# WRITTEN EXERCISE:
Reproduce the lines of the data from the line containing "tagline: Dare to" through the line containing "List UI elements", inclusive, without changing anything.

(Listings of regions and labels)
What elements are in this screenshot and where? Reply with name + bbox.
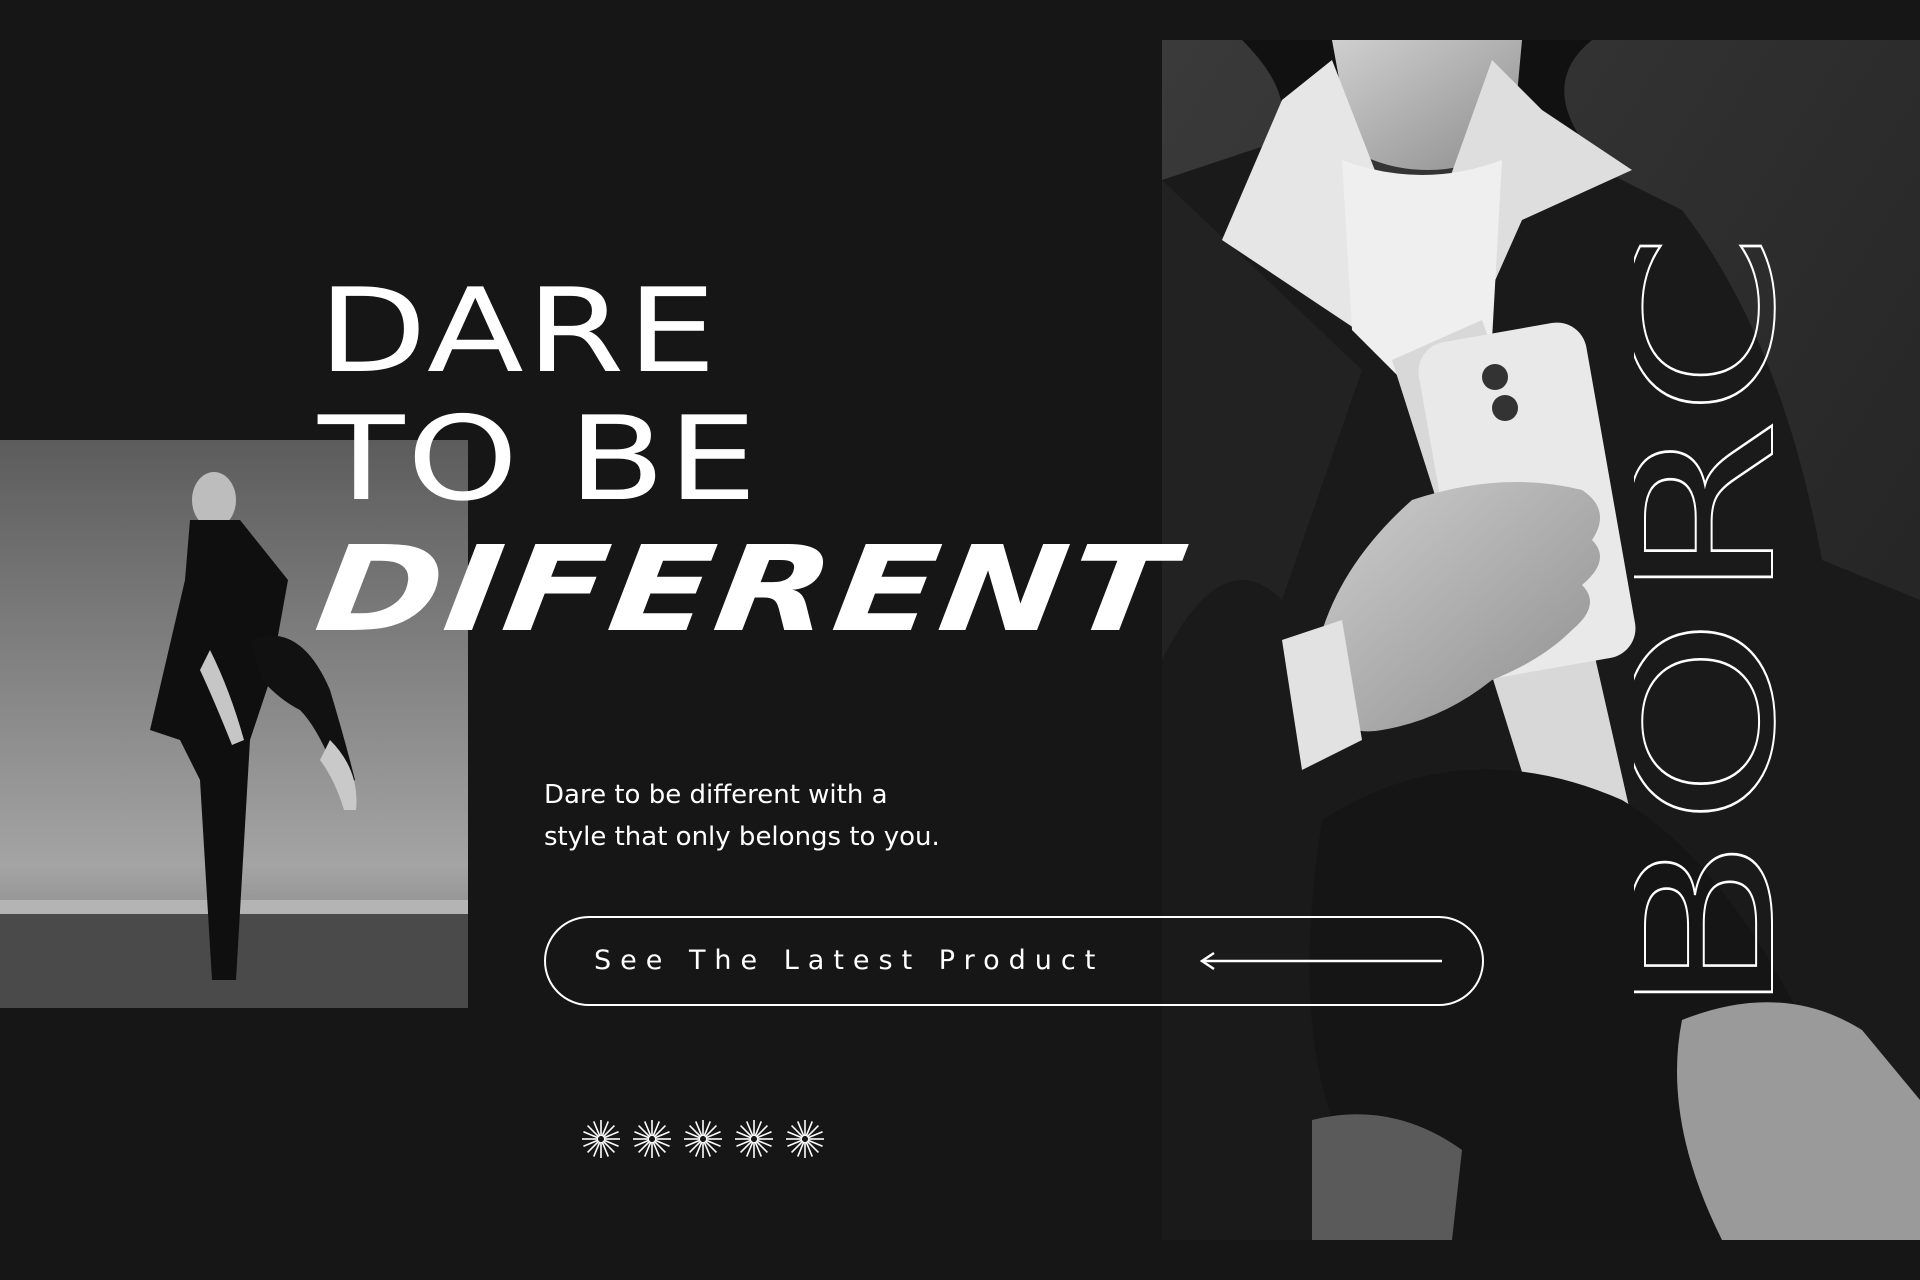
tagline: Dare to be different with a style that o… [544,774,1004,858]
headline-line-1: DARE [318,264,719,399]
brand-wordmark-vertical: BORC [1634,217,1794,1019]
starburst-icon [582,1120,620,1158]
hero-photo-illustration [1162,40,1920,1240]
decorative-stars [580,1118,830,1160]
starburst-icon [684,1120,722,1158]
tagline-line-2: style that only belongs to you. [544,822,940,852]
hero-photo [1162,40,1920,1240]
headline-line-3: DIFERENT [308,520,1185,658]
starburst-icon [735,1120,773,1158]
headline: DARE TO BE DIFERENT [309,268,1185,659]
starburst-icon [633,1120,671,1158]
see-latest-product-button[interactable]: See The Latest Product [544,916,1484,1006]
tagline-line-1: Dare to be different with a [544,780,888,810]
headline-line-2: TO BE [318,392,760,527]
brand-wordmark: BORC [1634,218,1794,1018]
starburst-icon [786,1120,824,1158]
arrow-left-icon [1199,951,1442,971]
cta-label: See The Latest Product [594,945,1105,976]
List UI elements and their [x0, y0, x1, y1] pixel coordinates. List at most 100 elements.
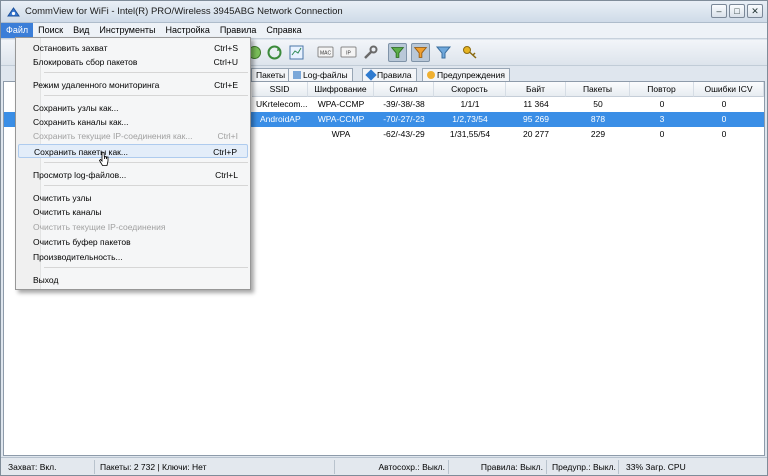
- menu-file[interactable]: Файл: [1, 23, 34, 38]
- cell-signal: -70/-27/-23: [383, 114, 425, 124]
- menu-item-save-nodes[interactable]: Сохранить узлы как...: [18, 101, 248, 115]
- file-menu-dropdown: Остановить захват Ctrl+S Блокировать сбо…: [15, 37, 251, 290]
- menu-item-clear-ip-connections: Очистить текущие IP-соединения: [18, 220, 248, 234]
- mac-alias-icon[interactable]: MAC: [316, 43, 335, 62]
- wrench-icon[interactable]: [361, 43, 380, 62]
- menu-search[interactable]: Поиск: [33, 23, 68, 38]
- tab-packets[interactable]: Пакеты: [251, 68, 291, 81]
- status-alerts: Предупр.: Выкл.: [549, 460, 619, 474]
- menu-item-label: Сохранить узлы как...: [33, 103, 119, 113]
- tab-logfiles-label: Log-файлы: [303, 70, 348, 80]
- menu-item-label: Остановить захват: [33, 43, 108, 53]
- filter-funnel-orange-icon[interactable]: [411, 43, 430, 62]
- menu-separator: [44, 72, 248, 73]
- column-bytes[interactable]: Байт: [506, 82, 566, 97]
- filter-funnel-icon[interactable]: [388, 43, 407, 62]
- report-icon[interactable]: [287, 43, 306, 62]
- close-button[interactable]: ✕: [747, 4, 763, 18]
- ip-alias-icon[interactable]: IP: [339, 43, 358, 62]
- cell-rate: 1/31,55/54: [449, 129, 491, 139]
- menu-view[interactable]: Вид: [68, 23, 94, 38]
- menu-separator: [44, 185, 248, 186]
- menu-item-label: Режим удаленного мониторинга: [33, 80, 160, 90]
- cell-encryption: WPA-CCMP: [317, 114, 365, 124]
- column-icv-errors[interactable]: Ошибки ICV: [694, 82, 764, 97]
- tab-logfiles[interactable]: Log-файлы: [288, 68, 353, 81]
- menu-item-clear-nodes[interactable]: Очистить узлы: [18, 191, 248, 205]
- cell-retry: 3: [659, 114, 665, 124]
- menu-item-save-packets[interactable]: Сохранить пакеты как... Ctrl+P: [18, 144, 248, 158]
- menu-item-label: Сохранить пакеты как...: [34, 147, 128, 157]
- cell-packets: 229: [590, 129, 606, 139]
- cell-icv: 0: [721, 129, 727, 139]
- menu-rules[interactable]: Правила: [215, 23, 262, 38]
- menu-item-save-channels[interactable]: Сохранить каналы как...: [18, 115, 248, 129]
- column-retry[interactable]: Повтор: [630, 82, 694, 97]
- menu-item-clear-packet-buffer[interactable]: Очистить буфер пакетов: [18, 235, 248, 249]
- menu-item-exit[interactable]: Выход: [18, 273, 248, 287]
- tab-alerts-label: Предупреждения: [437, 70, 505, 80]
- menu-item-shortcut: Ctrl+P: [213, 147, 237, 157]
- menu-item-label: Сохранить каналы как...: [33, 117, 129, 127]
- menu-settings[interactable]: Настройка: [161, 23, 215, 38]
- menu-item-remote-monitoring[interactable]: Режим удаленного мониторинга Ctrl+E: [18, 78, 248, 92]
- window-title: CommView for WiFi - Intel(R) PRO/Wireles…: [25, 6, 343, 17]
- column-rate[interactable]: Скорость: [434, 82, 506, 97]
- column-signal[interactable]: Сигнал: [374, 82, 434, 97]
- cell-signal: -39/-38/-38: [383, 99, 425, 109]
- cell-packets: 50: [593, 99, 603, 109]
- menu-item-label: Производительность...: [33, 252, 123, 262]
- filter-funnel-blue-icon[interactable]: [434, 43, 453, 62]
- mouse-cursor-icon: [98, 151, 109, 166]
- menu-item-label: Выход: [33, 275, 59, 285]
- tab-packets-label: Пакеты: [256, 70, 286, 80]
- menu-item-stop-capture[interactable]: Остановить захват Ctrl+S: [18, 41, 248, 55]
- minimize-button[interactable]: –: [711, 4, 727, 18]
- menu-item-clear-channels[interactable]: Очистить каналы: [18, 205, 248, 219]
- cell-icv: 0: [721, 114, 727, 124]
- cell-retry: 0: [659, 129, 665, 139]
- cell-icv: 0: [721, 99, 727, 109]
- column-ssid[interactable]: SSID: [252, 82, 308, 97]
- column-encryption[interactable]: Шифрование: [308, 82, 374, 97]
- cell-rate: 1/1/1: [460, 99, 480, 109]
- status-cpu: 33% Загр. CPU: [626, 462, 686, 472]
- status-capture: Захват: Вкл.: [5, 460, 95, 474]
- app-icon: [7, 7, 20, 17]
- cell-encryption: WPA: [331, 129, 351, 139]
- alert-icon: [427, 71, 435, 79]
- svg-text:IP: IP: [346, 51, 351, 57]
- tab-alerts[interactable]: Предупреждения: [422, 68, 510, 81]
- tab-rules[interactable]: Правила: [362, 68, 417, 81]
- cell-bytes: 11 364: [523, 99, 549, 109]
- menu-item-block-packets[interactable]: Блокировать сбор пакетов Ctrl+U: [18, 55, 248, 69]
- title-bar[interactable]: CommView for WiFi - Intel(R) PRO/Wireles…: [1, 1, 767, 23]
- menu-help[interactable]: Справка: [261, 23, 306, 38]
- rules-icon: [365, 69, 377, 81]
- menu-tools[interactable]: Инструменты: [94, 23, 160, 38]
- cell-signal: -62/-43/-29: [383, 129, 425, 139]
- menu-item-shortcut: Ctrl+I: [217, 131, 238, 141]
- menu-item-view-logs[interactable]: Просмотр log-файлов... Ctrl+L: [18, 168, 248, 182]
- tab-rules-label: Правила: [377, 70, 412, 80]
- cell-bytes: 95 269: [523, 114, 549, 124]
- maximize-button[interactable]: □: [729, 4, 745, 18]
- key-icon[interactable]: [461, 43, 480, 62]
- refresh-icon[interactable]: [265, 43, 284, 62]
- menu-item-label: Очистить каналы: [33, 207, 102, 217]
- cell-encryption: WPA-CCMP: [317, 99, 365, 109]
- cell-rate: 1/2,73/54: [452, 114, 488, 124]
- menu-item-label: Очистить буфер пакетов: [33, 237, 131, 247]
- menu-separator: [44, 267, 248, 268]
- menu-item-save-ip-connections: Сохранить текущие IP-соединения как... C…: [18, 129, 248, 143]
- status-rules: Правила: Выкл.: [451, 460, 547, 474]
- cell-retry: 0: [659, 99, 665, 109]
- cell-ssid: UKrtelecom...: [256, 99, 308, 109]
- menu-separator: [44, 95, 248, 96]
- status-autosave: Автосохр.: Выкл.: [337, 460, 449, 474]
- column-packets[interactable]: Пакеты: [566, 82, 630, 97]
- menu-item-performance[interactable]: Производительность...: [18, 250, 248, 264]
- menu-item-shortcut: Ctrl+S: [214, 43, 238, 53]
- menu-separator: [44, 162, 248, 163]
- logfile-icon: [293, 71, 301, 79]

# RESULT FOR THIS TASK:
tagline: Dare to be different with a style that o… [544,774,1004,858]
headline-line-1: DARE [318,264,719,399]
brand-wordmark-vertical: BORC [1634,217,1794,1019]
starburst-icon [582,1120,620,1158]
hero-photo-illustration [1162,40,1920,1240]
decorative-stars [580,1118,830,1160]
starburst-icon [684,1120,722,1158]
tagline-line-2: style that only belongs to you. [544,822,940,852]
hero-photo [1162,40,1920,1240]
headline-line-3: DIFERENT [308,520,1185,658]
starburst-icon [735,1120,773,1158]
headline: DARE TO BE DIFERENT [309,268,1185,659]
starburst-icon [633,1120,671,1158]
see-latest-product-button[interactable]: See The Latest Product [544,916,1484,1006]
tagline-line-1: Dare to be different with a [544,780,888,810]
headline-line-2: TO BE [318,392,760,527]
brand-wordmark: BORC [1634,218,1794,1018]
starburst-icon [786,1120,824,1158]
arrow-left-icon [1199,951,1442,971]
cta-label: See The Latest Product [594,945,1105,976]
List UI elements and their [x0, y0, x1, y1] pixel coordinates. List at most 100 elements.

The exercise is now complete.